Can you write out all the lines word for word, with no pictures?

§ **RECORDS SHOWN**:
......

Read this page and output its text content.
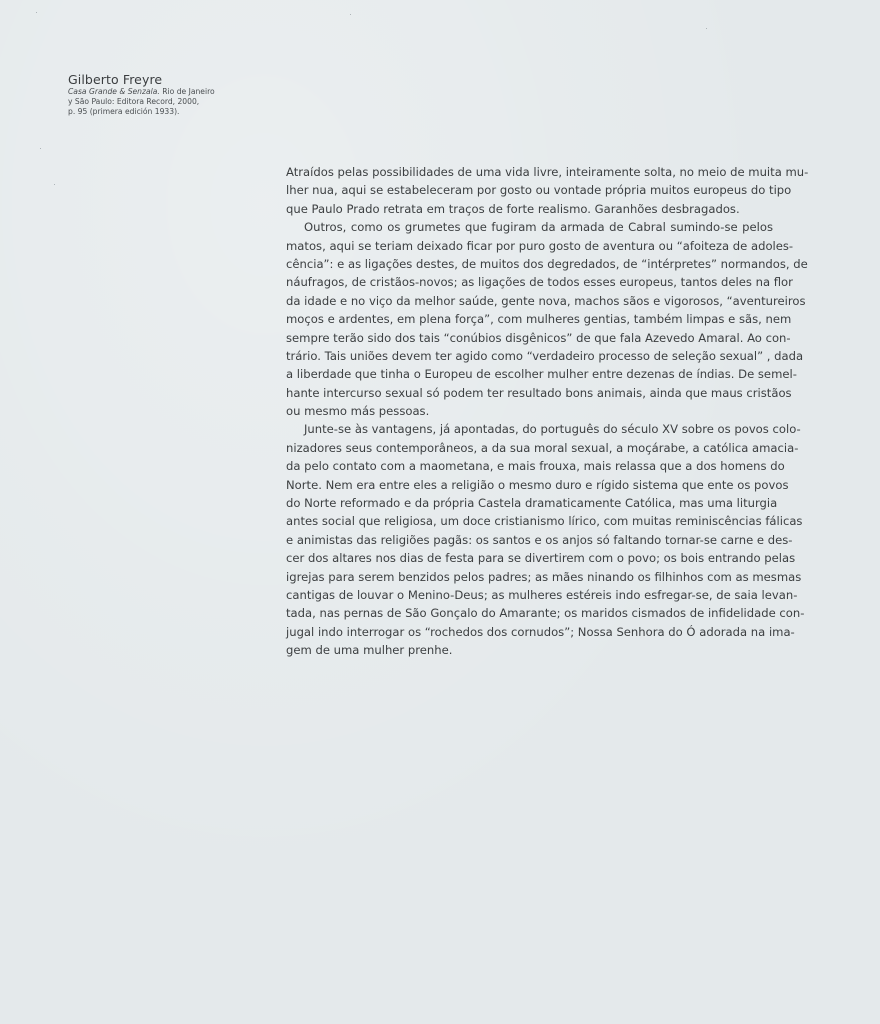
Gilberto Freyre
Casa Grande & Senzala. Rio de Janeiro
y São Paulo: Editora Record, 2000,
p. 95 (primera edición 1933).
Atraídos pelas possibilidades de uma vida livre, inteiramente solta, no meio de muita mu-
lher nua, aqui se estabeleceram por gosto ou vontade própria muitos europeus do tipo
que Paulo Prado retrata em traços de forte realismo. Garanhões desbragados.
Outros, como os grumetes que fugiram da armada de Cabral sumindo-se pelos
matos, aqui se teriam deixado ficar por puro gosto de aventura ou “afoiteza de adoles-
cência”: e as ligações destes, de muitos dos degredados, de “intérpretes” normandos, de
náufragos, de cristãos-novos; as ligações de todos esses europeus, tantos deles na flor
da idade e no viço da melhor saúde, gente nova, machos sãos e vigorosos, “aventureiros
moços e ardentes, em plena força”, com mulheres gentias, também limpas e sãs, nem
sempre terão sido dos tais “conúbios disgênicos” de que fala Azevedo Amaral. Ao con-
trário. Tais uniões devem ter agido como “verdadeiro processo de seleção sexual” , dada
a liberdade que tinha o Europeu de escolher mulher entre dezenas de índias. De semel-
hante intercurso sexual só podem ter resultado bons animais, ainda que maus cristãos
ou mesmo más pessoas.
Junte-se às vantagens, já apontadas, do português do século XV sobre os povos colo-
nizadores seus contemporâneos, a da sua moral sexual, a moçárabe, a católica amacia-
da pelo contato com a maometana, e mais frouxa, mais relassa que a dos homens do
Norte. Nem era entre eles a religião o mesmo duro e rígido sistema que ente os povos
do Norte reformado e da própria Castela dramaticamente Católica, mas uma liturgia
antes social que religiosa, um doce cristianismo lírico, com muitas reminiscências fálicas
e animistas das religiões pagãs: os santos e os anjos só faltando tornar-se carne e des-
cer dos altares nos dias de festa para se divertirem com o povo; os bois entrando pelas
igrejas para serem benzidos pelos padres; as mães ninando os filhinhos com as mesmas
cantigas de louvar o Menino-Deus; as mulheres estéreis indo esfregar-se, de saia levan-
tada, nas pernas de São Gonçalo do Amarante; os maridos cismados de infidelidade con-
jugal indo interrogar os “rochedos dos cornudos”; Nossa Senhora do Ó adorada na ima-
gem de uma mulher prenhe.
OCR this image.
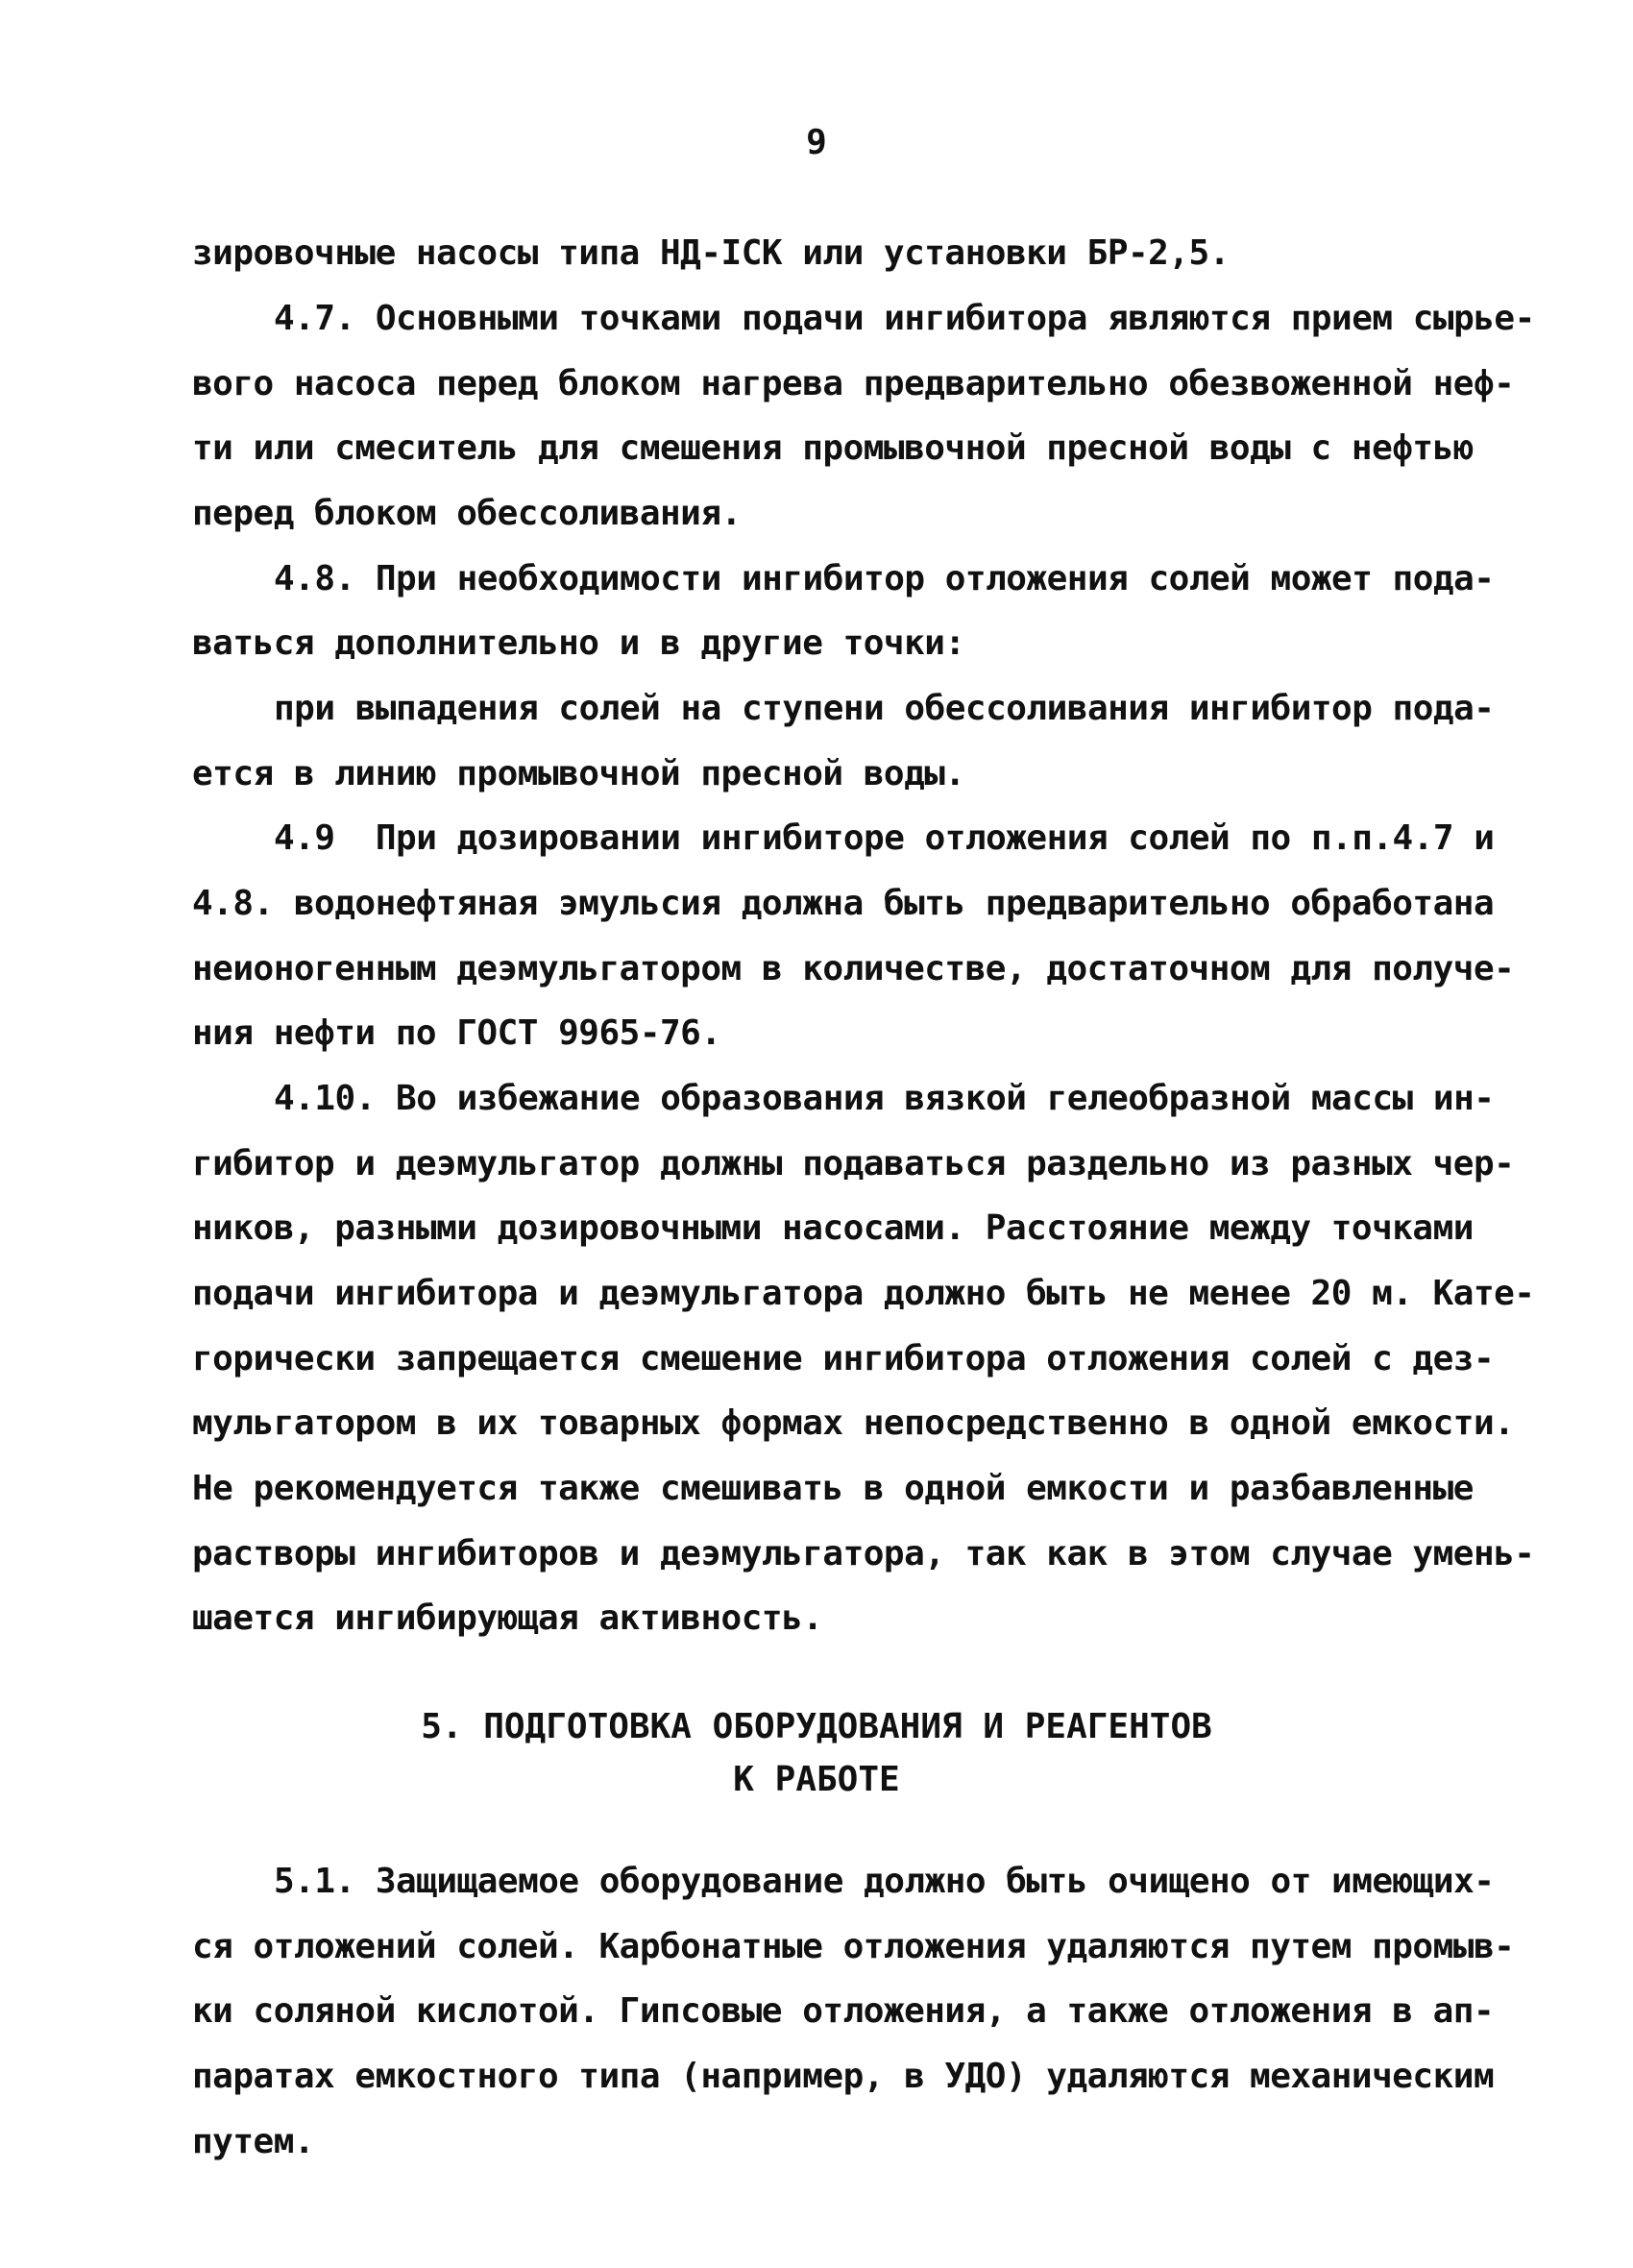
9
зировочные насосы типа НД-ICK или установки БР-2,5.
4.7. Основными точками подачи ингибитора являются прием сырье-
вого насоса перед блоком нагрева предварительно обезвоженной неф-
ти или смеситель для смешения промывочной пресной воды с нефтью
перед блоком обессоливания.
4.8. При необходимости ингибитор отложения солей может пода-
ваться дополнительно и в другие точки:
при выпадения солей на ступени обессоливания ингибитор пода-
ется в линию промывочной пресной воды.
4.9  При дозировании ингибиторе отложения солей по п.п.4.7 и
4.8. водонефтяная эмульсия должна быть предварительно обработана
неионогенным деэмульгатором в количестве, достаточном для получе-
ния нефти по ГОСТ 9965-76.
4.10. Во избежание образования вязкой гелеобразной массы ин-
гибитор и деэмульгатор должны подаваться раздельно из разных чер-
ников, разными дозировочными насосами. Расстояние между точками
подачи ингибитора и деэмульгатора должно быть не менее 20 м. Кате-
горически запрещается смешение ингибитора отложения солей с дез-
мульгатором в их товарных формах непосредственно в одной емкости.
Не рекомендуется также смешивать в одной емкости и разбавленные
растворы ингибиторов и деэмульгатора, так как в этом случае умень-
шается ингибирующая активность.
5. ПОДГОТОВКА ОБОРУДОВАНИЯ И РЕАГЕНТОВ
К РАБОТЕ
5.1. Защищаемое оборудование должно быть очищено от имеющих-
ся отложений солей. Карбонатные отложения удаляются путем промыв-
ки соляной кислотой. Гипсовые отложения, а также отложения в ап-
паратах емкостного типа (например, в УДО) удаляются механическим
путем.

......

§ **THE REPLY**:
Read this page and output its text content.
Gilberto Freyre
Casa Grande & Senzala. Rio de Janeiro
y São Paulo: Editora Record, 2000,
p. 95 (primera edición 1933).
Atraídos pelas possibilidades de uma vida livre, inteiramente solta, no meio de muita mu-
lher nua, aqui se estabeleceram por gosto ou vontade própria muitos europeus do tipo
que Paulo Prado retrata em traços de forte realismo. Garanhões desbragados.
Outros, como os grumetes que fugiram da armada de Cabral sumindo-se pelos
matos, aqui se teriam deixado ficar por puro gosto de aventura ou “afoiteza de adoles-
cência”: e as ligações destes, de muitos dos degredados, de “intérpretes” normandos, de
náufragos, de cristãos-novos; as ligações de todos esses europeus, tantos deles na flor
da idade e no viço da melhor saúde, gente nova, machos sãos e vigorosos, “aventureiros
moços e ardentes, em plena força”, com mulheres gentias, também limpas e sãs, nem
sempre terão sido dos tais “conúbios disgênicos” de que fala Azevedo Amaral. Ao con-
trário. Tais uniões devem ter agido como “verdadeiro processo de seleção sexual” , dada
a liberdade que tinha o Europeu de escolher mulher entre dezenas de índias. De semel-
hante intercurso sexual só podem ter resultado bons animais, ainda que maus cristãos
ou mesmo más pessoas.
Junte-se às vantagens, já apontadas, do português do século XV sobre os povos colo-
nizadores seus contemporâneos, a da sua moral sexual, a moçárabe, a católica amacia-
da pelo contato com a maometana, e mais frouxa, mais relassa que a dos homens do
Norte. Nem era entre eles a religião o mesmo duro e rígido sistema que ente os povos
do Norte reformado e da própria Castela dramaticamente Católica, mas uma liturgia
antes social que religiosa, um doce cristianismo lírico, com muitas reminiscências fálicas
e animistas das religiões pagãs: os santos e os anjos só faltando tornar-se carne e des-
cer dos altares nos dias de festa para se divertirem com o povo; os bois entrando pelas
igrejas para serem benzidos pelos padres; as mães ninando os filhinhos com as mesmas
cantigas de louvar o Menino-Deus; as mulheres estéreis indo esfregar-se, de saia levan-
tada, nas pernas de São Gonçalo do Amarante; os maridos cismados de infidelidade con-
jugal indo interrogar os “rochedos dos cornudos”; Nossa Senhora do Ó adorada na ima-
gem de uma mulher prenhe.
OCR this image.
9
зировочные насосы типа НД-ICK или установки БР-2,5.
4.7. Основными точками подачи ингибитора являются прием сырье-
вого насоса перед блоком нагрева предварительно обезвоженной неф-
ти или смеситель для смешения промывочной пресной воды с нефтью
перед блоком обессоливания.
4.8. При необходимости ингибитор отложения солей может пода-
ваться дополнительно и в другие точки:
при выпадения солей на ступени обессоливания ингибитор пода-
ется в линию промывочной пресной воды.
4.9  При дозировании ингибиторе отложения солей по п.п.4.7 и
4.8. водонефтяная эмульсия должна быть предварительно обработана
неионогенным деэмульгатором в количестве, достаточном для получе-
ния нефти по ГОСТ 9965-76.
4.10. Во избежание образования вязкой гелеобразной массы ин-
гибитор и деэмульгатор должны подаваться раздельно из разных чер-
ников, разными дозировочными насосами. Расстояние между точками
подачи ингибитора и деэмульгатора должно быть не менее 20 м. Кате-
горически запрещается смешение ингибитора отложения солей с дез-
мульгатором в их товарных формах непосредственно в одной емкости.
Не рекомендуется также смешивать в одной емкости и разбавленные
растворы ингибиторов и деэмульгатора, так как в этом случае умень-
шается ингибирующая активность.
5. ПОДГОТОВКА ОБОРУДОВАНИЯ И РЕАГЕНТОВ
К РАБОТЕ
5.1. Защищаемое оборудование должно быть очищено от имеющих-
ся отложений солей. Карбонатные отложения удаляются путем промыв-
ки соляной кислотой. Гипсовые отложения, а также отложения в ап-
паратах емкостного типа (например, в УДО) удаляются механическим
путем.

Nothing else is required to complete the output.